--- Start Page ---

The history of Union Square, the public square that hosted the first Labor Day parade
Public space is an essential component of democratic cities. Modeled on the agora of ancient Greece, it is a marketplace for the exchange of goods and ideas, a place where public affairs are debated and disputes resolved.
But historically, access was restricted. Famously, the classical agora was open only to the “free-born” and closed to women and slaves. Throughout history, just as access to public space is contentious, so are the rights of citizenship.
Union Square in New York is an important site in American labor history. In Design for the Crowd: Patriotism and Protest in Union Square, published this month, I explore how the history of this square, small in size but large in political importance, illustrates the shifting meanings and inherent tensions of public space as an epicenter of civic life.
A democratic landscape
Even in liberal democratic societies, the right to appear in public is mediated, dependent on local social, political, and legal convention. In the U.S., for example, although freedom of speech and freedom of assembly are enshrined in the 18th-century Constitution, it wasn’t until the early 20th century that those freedoms were fully recognized in law.

--- End Page ---

(Set task a): Repeat the rows from the line with "wind-barb-true: [492, 536, 504, 546]" up to and including the line with "wind-barb: [320, 222, 332, 233]".

--- Start Excerpted records ---

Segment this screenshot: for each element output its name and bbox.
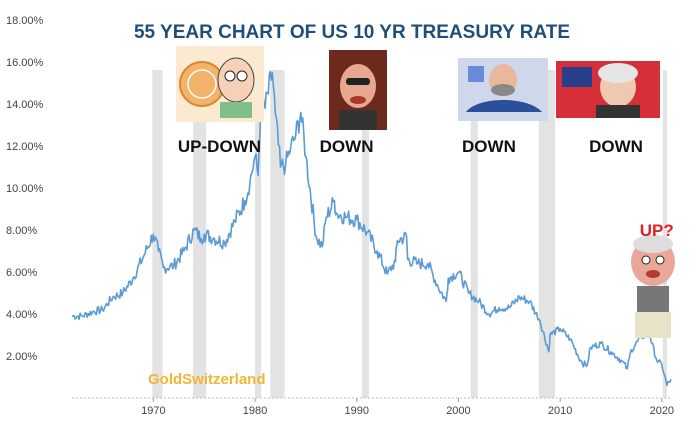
y-axis: 2.00% 4.00% 6.00% 8.00% 10.00% 12.00% 14.00% 16… <box>6 15 44 363</box>
annotation-down: DOWN <box>589 137 643 156</box>
annotation-down: DOWN <box>320 137 374 156</box>
y-tick-label: 16.00% <box>6 57 44 69</box>
recession-band-3 <box>270 70 285 398</box>
x-axis: 1970 1980 1990 2000 2010 2020 <box>141 398 674 417</box>
x-tick-label: 1980 <box>243 405 267 417</box>
y-tick-label: 10.00% <box>6 183 44 195</box>
cartoon-fed-chair-yellen <box>556 61 660 118</box>
cartoon-fed-chair-greenspan <box>329 50 387 130</box>
y-tick-label: 18.00% <box>6 15 44 27</box>
recession-band-2 <box>255 70 262 398</box>
recession-band-7 <box>662 70 667 398</box>
cartoon-fed-chair-powell <box>631 235 675 338</box>
annotation-up-down: UP-DOWN <box>178 137 261 156</box>
recession-band-6 <box>538 70 556 398</box>
annotations: UP-DOWN DOWN DOWN DOWN UP? <box>178 137 674 240</box>
y-tick-label: 4.00% <box>6 309 37 321</box>
series-line-10yr-rate <box>71 70 672 387</box>
x-tick-label: 2000 <box>446 405 470 417</box>
y-tick-label: 12.00% <box>6 141 44 153</box>
cartoon-fed-chair-bernanke <box>458 58 548 121</box>
y-tick-label: 6.00% <box>6 267 37 279</box>
recession-band-5 <box>470 70 478 398</box>
x-tick-label: 2020 <box>650 405 674 417</box>
x-tick-label: 1990 <box>345 405 369 417</box>
annotation-down: DOWN <box>462 137 516 156</box>
x-tick-label: 1970 <box>141 405 165 417</box>
recession-band-0 <box>152 70 163 398</box>
chart-title: 55 YEAR CHART OF US 10 YR TREASURY RATE <box>134 22 570 43</box>
y-tick-label: 8.00% <box>6 225 37 237</box>
watermark-goldswitzerland: GoldSwitzerland <box>148 371 266 388</box>
annotation-up: UP? <box>640 221 674 240</box>
y-tick-label: 14.00% <box>6 99 44 111</box>
y-tick-label: 2.00% <box>6 351 37 363</box>
x-tick-label: 2010 <box>548 405 572 417</box>
cartoon-fed-chair-1970s <box>176 46 264 122</box>
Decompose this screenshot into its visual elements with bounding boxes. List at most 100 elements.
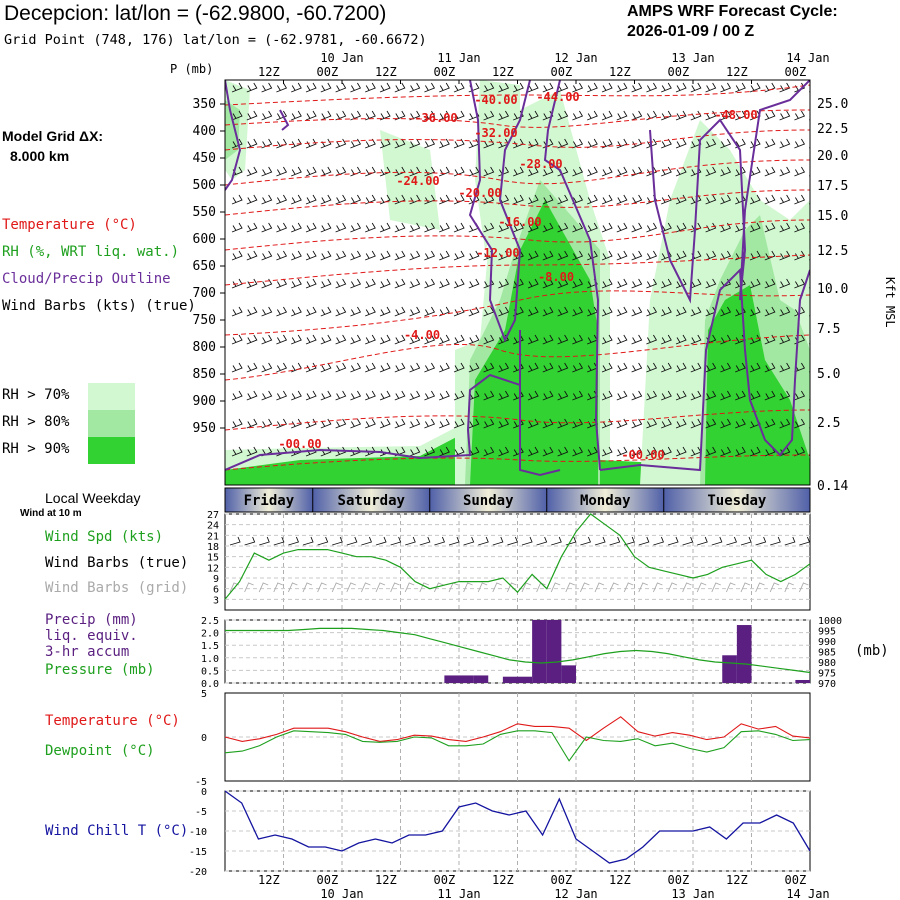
wind-barb-true: [492, 536, 504, 546]
wind-barb: [779, 418, 791, 429]
wind-barb: [261, 306, 273, 317]
wind-barb: [616, 390, 628, 401]
wind-barb: [231, 390, 243, 401]
precip-ytick: 0.0: [201, 679, 219, 690]
wind-barb: [527, 194, 539, 205]
wind-barb-true: [346, 536, 358, 546]
wind-barb: [246, 390, 258, 401]
pressure-tick-label: 950: [193, 421, 216, 436]
wind-barb: [379, 250, 391, 261]
wind-barb: [320, 222, 332, 233]
wind-barb: [675, 418, 687, 429]
wind-barb: [557, 194, 569, 205]
pressure-tick-label: 450: [193, 151, 216, 166]
wind-barb: [720, 138, 732, 149]
wind-barb-grid: [258, 582, 269, 593]
wind-barb-true: [667, 536, 679, 546]
cloud-outline-0: [225, 80, 242, 191]
temperature-label: -16.00: [498, 215, 541, 229]
wind-barb: [335, 250, 347, 261]
wind-barb-grid: [565, 582, 575, 593]
wind-barb-grid: [623, 582, 634, 593]
bottom-hour-label: 00Z: [317, 873, 339, 887]
bottom-hour-label: 12Z: [492, 873, 514, 887]
wind-barb: [379, 334, 391, 345]
wind-barb: [439, 222, 450, 233]
wind-barb: [646, 334, 658, 345]
pressure-tick-label: 900: [193, 394, 216, 409]
pressure-ytick: 980: [818, 658, 836, 669]
wind-barb: [394, 250, 406, 261]
wind-barb: [749, 278, 761, 289]
wind-barb-grid: [579, 582, 590, 593]
wind-barb: [735, 166, 746, 177]
wind-barb-grid: [360, 582, 371, 593]
height-tick-label: 20.0: [817, 149, 848, 164]
rh-shading-1: [225, 380, 520, 485]
height-tick-label: 7.5: [817, 322, 840, 337]
wind-barb: [498, 278, 510, 289]
temp-ytick: -5: [195, 777, 207, 788]
wind-barb: [616, 110, 628, 121]
cloud-outline-5: [599, 267, 810, 472]
wind-barb-true: [682, 536, 694, 546]
wind-barb: [690, 334, 702, 345]
wind-barb: [646, 446, 658, 457]
precip-bar: [722, 655, 737, 683]
windchill-ytick: 0: [201, 787, 207, 798]
wind-barb: [675, 222, 687, 233]
wind-barb: [513, 362, 524, 373]
wind-barb: [661, 446, 672, 457]
rh90-label: RH > 90%: [2, 441, 70, 457]
wind-barb: [335, 278, 347, 289]
wind-barb-grid: [652, 582, 663, 593]
wind-barb: [779, 390, 791, 401]
wind-barb: [809, 393, 810, 401]
wind-barb: [779, 138, 791, 149]
wind-barb: [394, 390, 406, 401]
wind-barb: [631, 362, 643, 373]
wind-barb: [572, 110, 584, 121]
rh-shading-4: [470, 200, 598, 485]
pressure-tick-label: 800: [193, 340, 216, 355]
wind-barb: [720, 446, 732, 457]
wind-barb-true: [594, 536, 606, 546]
wind-ytick: 12: [207, 563, 219, 574]
wind-barb: [809, 113, 810, 121]
wind-barb: [646, 222, 658, 233]
wind-barb: [483, 82, 495, 93]
wind-barb: [809, 169, 810, 177]
wind-barb: [675, 362, 687, 373]
wind-barb: [483, 110, 495, 121]
wind-barb: [409, 418, 421, 429]
wind-barb: [246, 82, 258, 93]
wind-barb-grid: [244, 582, 254, 593]
wind-barb: [661, 82, 672, 93]
wind-barb: [335, 194, 347, 205]
wind-barb: [513, 222, 524, 233]
bottom-date-label: 12 Jan: [554, 887, 597, 900]
wind-barb: [276, 418, 288, 429]
precip-ytick: 2.5: [201, 616, 219, 627]
wind-barb: [424, 110, 436, 121]
wind-barb: [513, 250, 524, 261]
wind-barb: [572, 334, 584, 345]
wind-barb-true: [521, 536, 533, 546]
wind-barb: [394, 194, 406, 205]
wind-barb-grid: [521, 582, 532, 593]
wind-barb: [350, 138, 362, 149]
wind-barb: [764, 278, 776, 289]
wind-barbs-true-legend: Wind Barbs (true): [45, 555, 189, 571]
wind-barb: [527, 362, 539, 373]
bottom-hour-label: 00Z: [785, 873, 807, 887]
temperature-contour-0: [225, 84, 810, 106]
wind-barb: [231, 82, 243, 93]
wind-barb: [453, 334, 465, 345]
wind-barb: [231, 250, 243, 261]
wind-barb: [557, 334, 569, 345]
pressure-legend: Pressure (mb): [45, 662, 155, 678]
wind-barb-true: [536, 536, 548, 546]
wind-barb: [601, 278, 613, 289]
wind-barb: [291, 362, 302, 373]
wind-barb: [365, 110, 376, 121]
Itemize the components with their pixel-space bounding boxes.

--- End Excerpted records ---

(Set task b): According to the text on the history of Union Square, which groups were shut out of the classical agora?

(Response a):
wind-barb-true: [492, 536, 504, 546]
wind-barb: [779, 418, 791, 429]
wind-barb: [261, 306, 273, 317]
wind-barb: [616, 390, 628, 401]
wind-barb: [231, 390, 243, 401]
precip-ytick: 0.0: [201, 679, 219, 690]
wind-barb: [527, 194, 539, 205]
wind-barb-true: [346, 536, 358, 546]
wind-barb: [246, 390, 258, 401]
pressure-tick-label: 950: [193, 421, 216, 436]
wind-barb: [379, 250, 391, 261]
wind-barb: [320, 222, 332, 233]

(Response b): Women and slaves.